Extracted entries
******

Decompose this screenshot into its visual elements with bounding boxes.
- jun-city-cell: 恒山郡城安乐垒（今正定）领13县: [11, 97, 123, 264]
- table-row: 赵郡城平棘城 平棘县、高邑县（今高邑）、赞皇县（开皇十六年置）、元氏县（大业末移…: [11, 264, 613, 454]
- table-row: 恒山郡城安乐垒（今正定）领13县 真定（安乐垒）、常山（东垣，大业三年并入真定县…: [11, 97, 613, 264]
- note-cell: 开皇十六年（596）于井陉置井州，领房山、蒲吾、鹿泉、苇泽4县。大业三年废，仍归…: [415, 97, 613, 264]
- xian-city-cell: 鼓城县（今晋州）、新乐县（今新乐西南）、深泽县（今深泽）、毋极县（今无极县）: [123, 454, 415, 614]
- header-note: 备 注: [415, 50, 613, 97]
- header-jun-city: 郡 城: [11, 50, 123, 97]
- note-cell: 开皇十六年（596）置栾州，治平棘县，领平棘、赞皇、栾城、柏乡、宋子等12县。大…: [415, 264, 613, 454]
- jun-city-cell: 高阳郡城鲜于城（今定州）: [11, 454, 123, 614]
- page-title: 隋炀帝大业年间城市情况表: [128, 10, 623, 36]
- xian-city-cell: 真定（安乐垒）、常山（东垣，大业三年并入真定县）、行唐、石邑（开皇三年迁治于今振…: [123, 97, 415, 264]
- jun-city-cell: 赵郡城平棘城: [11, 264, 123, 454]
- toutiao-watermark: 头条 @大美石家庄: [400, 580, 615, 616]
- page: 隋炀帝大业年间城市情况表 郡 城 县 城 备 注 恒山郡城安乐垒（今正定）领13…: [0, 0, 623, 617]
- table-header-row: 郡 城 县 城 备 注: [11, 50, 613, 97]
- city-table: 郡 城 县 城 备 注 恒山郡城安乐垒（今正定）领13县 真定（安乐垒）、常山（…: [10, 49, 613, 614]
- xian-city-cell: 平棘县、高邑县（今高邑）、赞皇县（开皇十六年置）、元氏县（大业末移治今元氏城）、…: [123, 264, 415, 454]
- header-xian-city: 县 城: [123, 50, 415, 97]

******

Write out every line of the rows above unchanged, from first to last.

The answer
Decompose this screenshot into its visual elements with bounding boxes.
- jun-city-cell: 恒山郡城安乐垒（今正定）领13县: [11, 97, 123, 264]
- table-row: 赵郡城平棘城 平棘县、高邑县（今高邑）、赞皇县（开皇十六年置）、元氏县（大业末移…: [11, 264, 613, 454]
- table-row: 恒山郡城安乐垒（今正定）领13县 真定（安乐垒）、常山（东垣，大业三年并入真定县…: [11, 97, 613, 264]
- note-cell: 开皇十六年（596）于井陉置井州，领房山、蒲吾、鹿泉、苇泽4县。大业三年废，仍归…: [415, 97, 613, 264]
- xian-city-cell: 鼓城县（今晋州）、新乐县（今新乐西南）、深泽县（今深泽）、毋极县（今无极县）: [123, 454, 415, 614]
- header-note: 备 注: [415, 50, 613, 97]
- header-jun-city: 郡 城: [11, 50, 123, 97]
- note-cell: 开皇十六年（596）置栾州，治平棘县，领平棘、赞皇、栾城、柏乡、宋子等12县。大…: [415, 264, 613, 454]
- jun-city-cell: 高阳郡城鲜于城（今定州）: [11, 454, 123, 614]
- page-title: 隋炀帝大业年间城市情况表: [128, 10, 623, 36]
- xian-city-cell: 真定（安乐垒）、常山（东垣，大业三年并入真定县）、行唐、石邑（开皇三年迁治于今振…: [123, 97, 415, 264]
- jun-city-cell: 赵郡城平棘城: [11, 264, 123, 454]
- toutiao-watermark: 头条 @大美石家庄: [400, 580, 615, 616]
- page: 隋炀帝大业年间城市情况表 郡 城 县 城 备 注 恒山郡城安乐垒（今正定）领13…: [0, 0, 623, 617]
- table-header-row: 郡 城 县 城 备 注: [11, 50, 613, 97]
- city-table: 郡 城 县 城 备 注 恒山郡城安乐垒（今正定）领13县 真定（安乐垒）、常山（…: [10, 49, 613, 614]
- xian-city-cell: 平棘县、高邑县（今高邑）、赞皇县（开皇十六年置）、元氏县（大业末移治今元氏城）、…: [123, 264, 415, 454]
- header-xian-city: 县 城: [123, 50, 415, 97]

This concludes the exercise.